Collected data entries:
- - -

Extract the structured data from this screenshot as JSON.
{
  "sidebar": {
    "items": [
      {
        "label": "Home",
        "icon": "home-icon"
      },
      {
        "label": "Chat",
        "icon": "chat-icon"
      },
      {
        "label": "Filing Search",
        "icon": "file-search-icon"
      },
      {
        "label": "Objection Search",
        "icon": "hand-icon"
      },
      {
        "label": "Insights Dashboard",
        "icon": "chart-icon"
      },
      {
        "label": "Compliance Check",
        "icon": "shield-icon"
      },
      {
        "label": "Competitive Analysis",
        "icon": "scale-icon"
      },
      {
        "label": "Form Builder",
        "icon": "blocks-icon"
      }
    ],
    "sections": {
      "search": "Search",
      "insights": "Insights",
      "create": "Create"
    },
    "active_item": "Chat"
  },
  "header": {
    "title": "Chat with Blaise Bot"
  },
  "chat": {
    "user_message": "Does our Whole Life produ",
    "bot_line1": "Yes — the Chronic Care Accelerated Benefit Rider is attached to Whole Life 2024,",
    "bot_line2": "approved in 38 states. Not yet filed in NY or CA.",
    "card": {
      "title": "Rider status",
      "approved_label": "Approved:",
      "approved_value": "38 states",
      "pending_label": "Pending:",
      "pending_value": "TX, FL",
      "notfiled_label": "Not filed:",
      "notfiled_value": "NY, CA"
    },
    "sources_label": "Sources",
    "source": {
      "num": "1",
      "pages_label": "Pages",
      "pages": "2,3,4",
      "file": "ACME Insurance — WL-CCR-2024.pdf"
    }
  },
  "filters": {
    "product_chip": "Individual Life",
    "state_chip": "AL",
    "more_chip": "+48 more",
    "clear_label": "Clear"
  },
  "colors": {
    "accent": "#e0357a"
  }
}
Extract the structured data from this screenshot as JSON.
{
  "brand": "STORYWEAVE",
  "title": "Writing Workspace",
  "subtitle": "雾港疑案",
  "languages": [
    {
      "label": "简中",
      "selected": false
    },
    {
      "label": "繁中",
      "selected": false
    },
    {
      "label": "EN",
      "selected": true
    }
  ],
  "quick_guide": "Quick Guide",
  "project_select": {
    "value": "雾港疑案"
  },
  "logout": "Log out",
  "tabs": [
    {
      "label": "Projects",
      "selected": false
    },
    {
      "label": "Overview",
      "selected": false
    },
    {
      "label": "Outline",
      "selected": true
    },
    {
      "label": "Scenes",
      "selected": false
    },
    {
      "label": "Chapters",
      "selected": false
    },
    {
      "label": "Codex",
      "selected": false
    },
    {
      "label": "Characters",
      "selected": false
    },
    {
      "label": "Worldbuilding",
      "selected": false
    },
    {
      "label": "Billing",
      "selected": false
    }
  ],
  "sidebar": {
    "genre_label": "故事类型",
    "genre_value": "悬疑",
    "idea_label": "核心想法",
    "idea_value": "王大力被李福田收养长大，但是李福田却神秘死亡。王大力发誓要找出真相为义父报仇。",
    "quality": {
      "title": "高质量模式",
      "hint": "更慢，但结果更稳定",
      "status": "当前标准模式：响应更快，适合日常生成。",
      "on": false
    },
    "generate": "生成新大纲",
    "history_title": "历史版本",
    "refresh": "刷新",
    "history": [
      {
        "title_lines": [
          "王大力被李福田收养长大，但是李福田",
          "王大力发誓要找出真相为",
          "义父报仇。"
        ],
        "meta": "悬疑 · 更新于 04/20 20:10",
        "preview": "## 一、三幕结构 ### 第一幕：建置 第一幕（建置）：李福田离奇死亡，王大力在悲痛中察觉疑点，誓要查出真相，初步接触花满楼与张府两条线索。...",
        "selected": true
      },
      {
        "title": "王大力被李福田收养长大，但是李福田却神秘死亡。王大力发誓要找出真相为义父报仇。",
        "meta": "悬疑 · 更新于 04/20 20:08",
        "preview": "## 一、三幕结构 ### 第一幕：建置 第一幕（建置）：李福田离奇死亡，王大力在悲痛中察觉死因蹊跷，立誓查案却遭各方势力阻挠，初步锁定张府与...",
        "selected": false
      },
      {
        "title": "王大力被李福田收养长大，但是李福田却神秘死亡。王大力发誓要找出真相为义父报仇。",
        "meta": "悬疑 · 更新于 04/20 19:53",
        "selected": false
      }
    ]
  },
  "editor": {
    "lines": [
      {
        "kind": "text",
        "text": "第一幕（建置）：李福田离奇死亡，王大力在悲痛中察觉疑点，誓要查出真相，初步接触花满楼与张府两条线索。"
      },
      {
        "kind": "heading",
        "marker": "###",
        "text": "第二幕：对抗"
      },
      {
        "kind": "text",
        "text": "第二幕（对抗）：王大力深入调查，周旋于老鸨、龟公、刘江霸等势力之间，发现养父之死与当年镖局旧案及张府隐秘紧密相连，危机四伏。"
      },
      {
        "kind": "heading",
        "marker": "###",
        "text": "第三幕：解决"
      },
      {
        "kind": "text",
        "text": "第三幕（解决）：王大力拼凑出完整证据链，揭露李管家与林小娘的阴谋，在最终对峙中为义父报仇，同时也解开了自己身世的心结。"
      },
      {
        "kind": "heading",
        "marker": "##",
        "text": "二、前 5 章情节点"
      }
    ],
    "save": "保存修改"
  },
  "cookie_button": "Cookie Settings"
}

- - -

# [WHAT THIS TASK INVOLVES]
Reproduce the full listing exactly.

# [TASK ANSWER]
Extract the structured data from this screenshot as JSON.
{
  "sidebar": {
    "items": [
      {
        "label": "Home",
        "icon": "home-icon"
      },
      {
        "label": "Chat",
        "icon": "chat-icon"
      },
      {
        "label": "Filing Search",
        "icon": "file-search-icon"
      },
      {
        "label": "Objection Search",
        "icon": "hand-icon"
      },
      {
        "label": "Insights Dashboard",
        "icon": "chart-icon"
      },
      {
        "label": "Compliance Check",
        "icon": "shield-icon"
      },
      {
        "label": "Competitive Analysis",
        "icon": "scale-icon"
      },
      {
        "label": "Form Builder",
        "icon": "blocks-icon"
      }
    ],
    "sections": {
      "search": "Search",
      "insights": "Insights",
      "create": "Create"
    },
    "active_item": "Chat"
  },
  "header": {
    "title": "Chat with Blaise Bot"
  },
  "chat": {
    "user_message": "Does our Whole Life produ",
    "bot_line1": "Yes — the Chronic Care Accelerated Benefit Rider is attached to Whole Life 2024,",
    "bot_line2": "approved in 38 states. Not yet filed in NY or CA.",
    "card": {
      "title": "Rider status",
      "approved_label": "Approved:",
      "approved_value": "38 states",
      "pending_label": "Pending:",
      "pending_value": "TX, FL",
      "notfiled_label": "Not filed:",
      "notfiled_value": "NY, CA"
    },
    "sources_label": "Sources",
    "source": {
      "num": "1",
      "pages_label": "Pages",
      "pages": "2,3,4",
      "file": "ACME Insurance — WL-CCR-2024.pdf"
    }
  },
  "filters": {
    "product_chip": "Individual Life",
    "state_chip": "AL",
    "more_chip": "+48 more",
    "clear_label": "Clear"
  },
  "colors": {
    "accent": "#e0357a"
  }
}
Extract the structured data from this screenshot as JSON.
{
  "brand": "STORYWEAVE",
  "title": "Writing Workspace",
  "subtitle": "雾港疑案",
  "languages": [
    {
      "label": "简中",
      "selected": false
    },
    {
      "label": "繁中",
      "selected": false
    },
    {
      "label": "EN",
      "selected": true
    }
  ],
  "quick_guide": "Quick Guide",
  "project_select": {
    "value": "雾港疑案"
  },
  "logout": "Log out",
  "tabs": [
    {
      "label": "Projects",
      "selected": false
    },
    {
      "label": "Overview",
      "selected": false
    },
    {
      "label": "Outline",
      "selected": true
    },
    {
      "label": "Scenes",
      "selected": false
    },
    {
      "label": "Chapters",
      "selected": false
    },
    {
      "label": "Codex",
      "selected": false
    },
    {
      "label": "Characters",
      "selected": false
    },
    {
      "label": "Worldbuilding",
      "selected": false
    },
    {
      "label": "Billing",
      "selected": false
    }
  ],
  "sidebar": {
    "genre_label": "故事类型",
    "genre_value": "悬疑",
    "idea_label": "核心想法",
    "idea_value": "王大力被李福田收养长大，但是李福田却神秘死亡。王大力发誓要找出真相为义父报仇。",
    "quality": {
      "title": "高质量模式",
      "hint": "更慢，但结果更稳定",
      "status": "当前标准模式：响应更快，适合日常生成。",
      "on": false
    },
    "generate": "生成新大纲",
    "history_title": "历史版本",
    "refresh": "刷新",
    "history": [
      {
        "title_lines": [
          "王大力被李福田收养长大，但是李福田",
          "王大力发誓要找出真相为",
          "义父报仇。"
        ],
        "meta": "悬疑 · 更新于 04/20 20:10",
        "preview": "## 一、三幕结构 ### 第一幕：建置 第一幕（建置）：李福田离奇死亡，王大力在悲痛中察觉疑点，誓要查出真相，初步接触花满楼与张府两条线索。...",
        "selected": true
      },
      {
        "title": "王大力被李福田收养长大，但是李福田却神秘死亡。王大力发誓要找出真相为义父报仇。",
        "meta": "悬疑 · 更新于 04/20 20:08",
        "preview": "## 一、三幕结构 ### 第一幕：建置 第一幕（建置）：李福田离奇死亡，王大力在悲痛中察觉死因蹊跷，立誓查案却遭各方势力阻挠，初步锁定张府与...",
        "selected": false
      },
      {
        "title": "王大力被李福田收养长大，但是李福田却神秘死亡。王大力发誓要找出真相为义父报仇。",
        "meta": "悬疑 · 更新于 04/20 19:53",
        "selected": false
      }
    ]
  },
  "editor": {
    "lines": [
      {
        "kind": "text",
        "text": "第一幕（建置）：李福田离奇死亡，王大力在悲痛中察觉疑点，誓要查出真相，初步接触花满楼与张府两条线索。"
      },
      {
        "kind": "heading",
        "marker": "###",
        "text": "第二幕：对抗"
      },
      {
        "kind": "text",
        "text": "第二幕（对抗）：王大力深入调查，周旋于老鸨、龟公、刘江霸等势力之间，发现养父之死与当年镖局旧案及张府隐秘紧密相连，危机四伏。"
      },
      {
        "kind": "heading",
        "marker": "###",
        "text": "第三幕：解决"
      },
      {
        "kind": "text",
        "text": "第三幕（解决）：王大力拼凑出完整证据链，揭露李管家与林小娘的阴谋，在最终对峙中为义父报仇，同时也解开了自己身世的心结。"
      },
      {
        "kind": "heading",
        "marker": "##",
        "text": "二、前 5 章情节点"
      }
    ],
    "save": "保存修改"
  },
  "cookie_button": "Cookie Settings"
}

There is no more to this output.